## WRITTEN INSTRUCTION
Scan the records for the string "overview"; copy each line where it occurs.

## SUPPLIED RECORDS

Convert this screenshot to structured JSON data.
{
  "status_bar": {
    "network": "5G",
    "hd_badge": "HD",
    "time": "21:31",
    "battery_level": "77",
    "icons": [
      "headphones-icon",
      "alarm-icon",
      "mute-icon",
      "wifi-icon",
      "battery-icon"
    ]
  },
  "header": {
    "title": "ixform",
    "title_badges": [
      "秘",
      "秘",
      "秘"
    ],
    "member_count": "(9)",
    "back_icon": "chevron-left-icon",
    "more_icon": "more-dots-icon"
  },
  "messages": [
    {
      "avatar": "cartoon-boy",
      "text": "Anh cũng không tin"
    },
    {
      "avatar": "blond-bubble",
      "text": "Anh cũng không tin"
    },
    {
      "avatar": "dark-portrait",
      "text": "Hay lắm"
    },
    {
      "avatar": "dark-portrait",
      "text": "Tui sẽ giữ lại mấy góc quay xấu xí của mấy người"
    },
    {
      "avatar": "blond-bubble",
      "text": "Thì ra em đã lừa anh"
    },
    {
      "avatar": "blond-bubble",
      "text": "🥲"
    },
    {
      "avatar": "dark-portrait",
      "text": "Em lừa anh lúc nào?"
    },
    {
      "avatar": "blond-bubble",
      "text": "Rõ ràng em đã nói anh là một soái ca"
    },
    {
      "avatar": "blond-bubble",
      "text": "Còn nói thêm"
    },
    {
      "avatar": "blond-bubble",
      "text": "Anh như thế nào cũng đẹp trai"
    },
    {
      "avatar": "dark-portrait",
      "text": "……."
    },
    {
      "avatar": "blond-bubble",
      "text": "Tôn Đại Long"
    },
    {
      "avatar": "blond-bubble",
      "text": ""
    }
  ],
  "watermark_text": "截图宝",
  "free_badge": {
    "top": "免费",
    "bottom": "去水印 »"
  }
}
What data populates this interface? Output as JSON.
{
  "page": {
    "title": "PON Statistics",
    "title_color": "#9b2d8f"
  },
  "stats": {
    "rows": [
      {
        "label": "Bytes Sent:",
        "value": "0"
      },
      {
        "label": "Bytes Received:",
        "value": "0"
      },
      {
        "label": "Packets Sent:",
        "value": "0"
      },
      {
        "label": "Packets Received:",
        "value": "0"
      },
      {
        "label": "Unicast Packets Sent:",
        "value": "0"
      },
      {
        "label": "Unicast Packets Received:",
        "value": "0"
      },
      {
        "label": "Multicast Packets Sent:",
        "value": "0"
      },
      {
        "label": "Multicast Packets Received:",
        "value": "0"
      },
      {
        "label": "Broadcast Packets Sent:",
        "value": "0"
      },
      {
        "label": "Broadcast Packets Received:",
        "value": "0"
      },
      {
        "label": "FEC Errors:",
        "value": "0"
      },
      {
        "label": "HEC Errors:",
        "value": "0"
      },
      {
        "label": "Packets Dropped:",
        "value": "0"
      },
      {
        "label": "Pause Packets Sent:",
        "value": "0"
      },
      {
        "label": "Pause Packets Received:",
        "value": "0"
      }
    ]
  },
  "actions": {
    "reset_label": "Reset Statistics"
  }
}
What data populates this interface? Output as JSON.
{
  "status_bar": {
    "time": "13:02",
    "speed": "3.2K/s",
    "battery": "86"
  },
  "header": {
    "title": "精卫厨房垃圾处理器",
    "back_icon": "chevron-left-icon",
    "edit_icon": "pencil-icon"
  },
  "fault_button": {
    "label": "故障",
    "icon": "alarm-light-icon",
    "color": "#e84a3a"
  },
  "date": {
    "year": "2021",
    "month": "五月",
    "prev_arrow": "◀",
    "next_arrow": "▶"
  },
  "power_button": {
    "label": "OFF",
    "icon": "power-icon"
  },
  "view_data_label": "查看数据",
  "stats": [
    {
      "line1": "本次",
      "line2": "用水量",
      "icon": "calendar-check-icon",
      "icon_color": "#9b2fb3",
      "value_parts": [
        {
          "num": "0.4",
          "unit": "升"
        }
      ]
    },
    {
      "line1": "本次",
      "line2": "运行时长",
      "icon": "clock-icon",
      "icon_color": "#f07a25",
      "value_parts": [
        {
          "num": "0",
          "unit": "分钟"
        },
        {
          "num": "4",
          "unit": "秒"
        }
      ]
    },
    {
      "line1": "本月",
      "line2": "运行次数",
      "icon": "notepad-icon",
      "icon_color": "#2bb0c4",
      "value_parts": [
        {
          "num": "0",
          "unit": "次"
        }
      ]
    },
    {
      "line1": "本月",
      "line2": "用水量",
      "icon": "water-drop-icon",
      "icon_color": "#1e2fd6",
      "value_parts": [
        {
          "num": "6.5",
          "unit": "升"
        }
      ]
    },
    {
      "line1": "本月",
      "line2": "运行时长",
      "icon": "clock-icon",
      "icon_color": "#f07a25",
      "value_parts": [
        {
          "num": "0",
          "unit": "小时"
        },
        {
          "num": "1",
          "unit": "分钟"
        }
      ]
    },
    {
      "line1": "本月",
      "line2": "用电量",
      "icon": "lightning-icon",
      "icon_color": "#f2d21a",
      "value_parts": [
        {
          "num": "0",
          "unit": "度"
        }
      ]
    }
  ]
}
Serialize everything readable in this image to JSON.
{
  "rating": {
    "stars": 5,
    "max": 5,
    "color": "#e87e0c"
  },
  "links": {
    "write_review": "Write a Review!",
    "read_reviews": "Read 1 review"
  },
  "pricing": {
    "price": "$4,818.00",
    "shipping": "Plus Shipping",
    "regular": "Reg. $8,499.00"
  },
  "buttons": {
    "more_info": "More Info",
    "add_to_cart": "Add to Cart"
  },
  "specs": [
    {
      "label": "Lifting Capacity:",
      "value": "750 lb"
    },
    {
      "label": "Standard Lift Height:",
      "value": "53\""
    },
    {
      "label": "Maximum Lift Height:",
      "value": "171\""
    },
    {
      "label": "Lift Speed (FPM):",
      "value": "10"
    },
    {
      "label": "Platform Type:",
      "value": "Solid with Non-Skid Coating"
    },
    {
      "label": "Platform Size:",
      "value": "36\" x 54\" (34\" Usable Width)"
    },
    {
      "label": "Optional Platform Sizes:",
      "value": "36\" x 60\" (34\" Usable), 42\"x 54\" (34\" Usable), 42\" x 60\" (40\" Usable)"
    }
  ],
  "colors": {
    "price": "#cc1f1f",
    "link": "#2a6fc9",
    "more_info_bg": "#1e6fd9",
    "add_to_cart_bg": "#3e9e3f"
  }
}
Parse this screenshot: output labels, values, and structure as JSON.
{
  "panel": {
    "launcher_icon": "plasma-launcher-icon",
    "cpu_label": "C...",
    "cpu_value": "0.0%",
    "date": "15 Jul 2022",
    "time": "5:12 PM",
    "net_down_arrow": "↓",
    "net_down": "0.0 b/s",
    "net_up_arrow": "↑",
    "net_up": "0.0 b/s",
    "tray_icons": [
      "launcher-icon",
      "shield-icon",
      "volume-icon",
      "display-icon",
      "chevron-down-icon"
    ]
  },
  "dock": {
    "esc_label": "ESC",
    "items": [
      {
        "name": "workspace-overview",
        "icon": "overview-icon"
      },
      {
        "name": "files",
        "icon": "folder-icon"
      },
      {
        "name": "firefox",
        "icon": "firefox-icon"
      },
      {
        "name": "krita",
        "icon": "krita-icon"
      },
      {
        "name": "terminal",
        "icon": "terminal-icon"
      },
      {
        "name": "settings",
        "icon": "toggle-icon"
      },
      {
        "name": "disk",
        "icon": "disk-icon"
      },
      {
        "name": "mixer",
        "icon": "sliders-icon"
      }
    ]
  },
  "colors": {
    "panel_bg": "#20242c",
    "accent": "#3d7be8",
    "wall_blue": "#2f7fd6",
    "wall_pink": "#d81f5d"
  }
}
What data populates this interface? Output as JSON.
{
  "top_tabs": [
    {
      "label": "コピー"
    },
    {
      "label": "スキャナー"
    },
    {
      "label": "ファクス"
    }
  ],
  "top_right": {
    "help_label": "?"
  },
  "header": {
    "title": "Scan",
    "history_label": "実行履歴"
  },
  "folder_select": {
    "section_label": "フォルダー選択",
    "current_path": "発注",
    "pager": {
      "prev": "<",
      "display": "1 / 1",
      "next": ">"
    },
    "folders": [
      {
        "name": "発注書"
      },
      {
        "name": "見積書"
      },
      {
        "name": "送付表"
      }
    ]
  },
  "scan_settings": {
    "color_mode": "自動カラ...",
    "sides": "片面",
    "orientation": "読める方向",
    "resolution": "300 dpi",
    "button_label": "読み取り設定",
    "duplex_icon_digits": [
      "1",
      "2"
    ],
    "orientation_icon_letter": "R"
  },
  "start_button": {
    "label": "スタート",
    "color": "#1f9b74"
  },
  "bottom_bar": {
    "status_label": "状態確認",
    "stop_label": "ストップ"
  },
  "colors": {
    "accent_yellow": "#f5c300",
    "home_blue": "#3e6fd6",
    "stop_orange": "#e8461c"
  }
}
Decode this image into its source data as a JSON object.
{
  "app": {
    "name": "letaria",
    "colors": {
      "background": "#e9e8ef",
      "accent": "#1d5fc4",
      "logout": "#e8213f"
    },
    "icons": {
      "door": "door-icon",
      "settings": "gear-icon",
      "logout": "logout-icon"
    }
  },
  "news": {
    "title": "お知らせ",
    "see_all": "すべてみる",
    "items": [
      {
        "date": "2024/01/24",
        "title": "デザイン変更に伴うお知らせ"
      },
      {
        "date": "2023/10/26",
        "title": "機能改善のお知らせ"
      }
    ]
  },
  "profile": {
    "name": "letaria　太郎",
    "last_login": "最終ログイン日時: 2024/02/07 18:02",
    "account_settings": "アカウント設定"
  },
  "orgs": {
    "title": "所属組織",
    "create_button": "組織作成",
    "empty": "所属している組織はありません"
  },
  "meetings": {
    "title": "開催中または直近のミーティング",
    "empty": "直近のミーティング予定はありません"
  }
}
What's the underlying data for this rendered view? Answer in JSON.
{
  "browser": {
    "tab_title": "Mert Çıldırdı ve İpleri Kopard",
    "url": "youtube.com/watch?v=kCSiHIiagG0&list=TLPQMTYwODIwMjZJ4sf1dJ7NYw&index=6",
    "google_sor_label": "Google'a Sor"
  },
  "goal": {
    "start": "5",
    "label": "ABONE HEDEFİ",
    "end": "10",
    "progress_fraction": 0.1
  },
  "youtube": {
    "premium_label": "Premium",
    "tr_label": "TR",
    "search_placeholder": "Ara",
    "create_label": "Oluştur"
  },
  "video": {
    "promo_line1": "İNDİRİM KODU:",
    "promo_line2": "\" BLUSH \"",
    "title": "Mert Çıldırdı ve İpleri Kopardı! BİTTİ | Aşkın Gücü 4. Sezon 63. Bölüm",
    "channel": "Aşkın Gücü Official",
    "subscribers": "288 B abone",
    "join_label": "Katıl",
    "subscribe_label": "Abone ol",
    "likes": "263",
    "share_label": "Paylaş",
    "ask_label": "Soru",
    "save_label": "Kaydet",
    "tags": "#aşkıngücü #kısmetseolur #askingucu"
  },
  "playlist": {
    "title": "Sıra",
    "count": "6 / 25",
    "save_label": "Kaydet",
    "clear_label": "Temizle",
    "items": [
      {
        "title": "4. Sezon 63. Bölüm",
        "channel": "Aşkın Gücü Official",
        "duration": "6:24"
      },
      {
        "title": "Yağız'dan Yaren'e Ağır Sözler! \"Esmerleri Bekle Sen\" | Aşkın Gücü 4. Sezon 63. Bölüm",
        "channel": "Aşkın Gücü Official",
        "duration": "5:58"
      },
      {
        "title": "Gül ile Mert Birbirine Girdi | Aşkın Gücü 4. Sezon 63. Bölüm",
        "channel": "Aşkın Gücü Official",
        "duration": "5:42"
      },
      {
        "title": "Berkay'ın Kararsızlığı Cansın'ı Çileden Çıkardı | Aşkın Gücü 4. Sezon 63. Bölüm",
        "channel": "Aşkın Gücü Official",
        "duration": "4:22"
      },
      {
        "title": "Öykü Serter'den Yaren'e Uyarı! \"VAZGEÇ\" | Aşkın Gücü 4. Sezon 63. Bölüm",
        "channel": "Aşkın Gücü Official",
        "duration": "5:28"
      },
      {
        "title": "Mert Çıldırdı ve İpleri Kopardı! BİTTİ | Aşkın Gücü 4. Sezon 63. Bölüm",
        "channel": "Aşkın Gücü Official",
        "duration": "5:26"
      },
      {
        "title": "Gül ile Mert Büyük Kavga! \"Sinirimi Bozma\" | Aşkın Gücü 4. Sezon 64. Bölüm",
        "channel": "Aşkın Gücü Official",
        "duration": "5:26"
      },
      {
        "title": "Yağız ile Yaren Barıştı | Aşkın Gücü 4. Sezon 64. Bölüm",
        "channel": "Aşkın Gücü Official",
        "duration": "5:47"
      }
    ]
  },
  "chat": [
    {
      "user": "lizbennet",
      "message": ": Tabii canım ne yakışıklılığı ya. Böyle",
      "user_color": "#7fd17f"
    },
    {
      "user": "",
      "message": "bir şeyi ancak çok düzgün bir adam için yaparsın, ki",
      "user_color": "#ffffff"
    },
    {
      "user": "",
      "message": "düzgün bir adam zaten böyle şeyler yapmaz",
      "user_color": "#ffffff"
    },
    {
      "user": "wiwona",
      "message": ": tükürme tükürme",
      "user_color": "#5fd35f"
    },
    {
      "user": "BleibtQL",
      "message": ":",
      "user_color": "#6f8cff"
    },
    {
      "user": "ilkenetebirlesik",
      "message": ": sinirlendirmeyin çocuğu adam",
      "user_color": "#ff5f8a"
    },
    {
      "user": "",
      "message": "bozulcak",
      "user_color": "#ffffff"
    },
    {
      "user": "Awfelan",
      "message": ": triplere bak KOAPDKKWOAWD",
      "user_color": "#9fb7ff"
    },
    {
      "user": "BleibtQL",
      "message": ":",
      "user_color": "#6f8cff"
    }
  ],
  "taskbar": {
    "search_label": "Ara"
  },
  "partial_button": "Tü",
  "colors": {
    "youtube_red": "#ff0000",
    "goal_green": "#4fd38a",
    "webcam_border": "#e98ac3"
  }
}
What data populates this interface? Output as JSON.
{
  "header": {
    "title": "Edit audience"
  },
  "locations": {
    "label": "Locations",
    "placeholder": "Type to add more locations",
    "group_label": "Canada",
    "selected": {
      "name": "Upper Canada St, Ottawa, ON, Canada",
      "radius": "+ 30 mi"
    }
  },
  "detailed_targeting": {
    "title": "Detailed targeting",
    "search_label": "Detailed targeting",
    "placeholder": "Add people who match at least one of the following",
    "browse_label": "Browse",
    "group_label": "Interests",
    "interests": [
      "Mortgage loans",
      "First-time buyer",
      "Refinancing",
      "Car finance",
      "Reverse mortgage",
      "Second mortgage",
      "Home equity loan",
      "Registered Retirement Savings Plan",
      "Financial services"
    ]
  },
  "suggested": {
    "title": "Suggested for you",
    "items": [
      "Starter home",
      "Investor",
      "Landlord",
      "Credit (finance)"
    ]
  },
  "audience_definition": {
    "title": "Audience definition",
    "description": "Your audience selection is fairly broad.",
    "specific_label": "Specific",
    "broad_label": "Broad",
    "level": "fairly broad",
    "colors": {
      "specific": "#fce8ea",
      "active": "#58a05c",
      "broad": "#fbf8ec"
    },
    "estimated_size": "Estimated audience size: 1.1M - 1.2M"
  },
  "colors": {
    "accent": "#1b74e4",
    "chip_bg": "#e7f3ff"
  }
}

## SOLVED EXERCISE
        "name": "workspace-overview",
        "icon": "overview-icon"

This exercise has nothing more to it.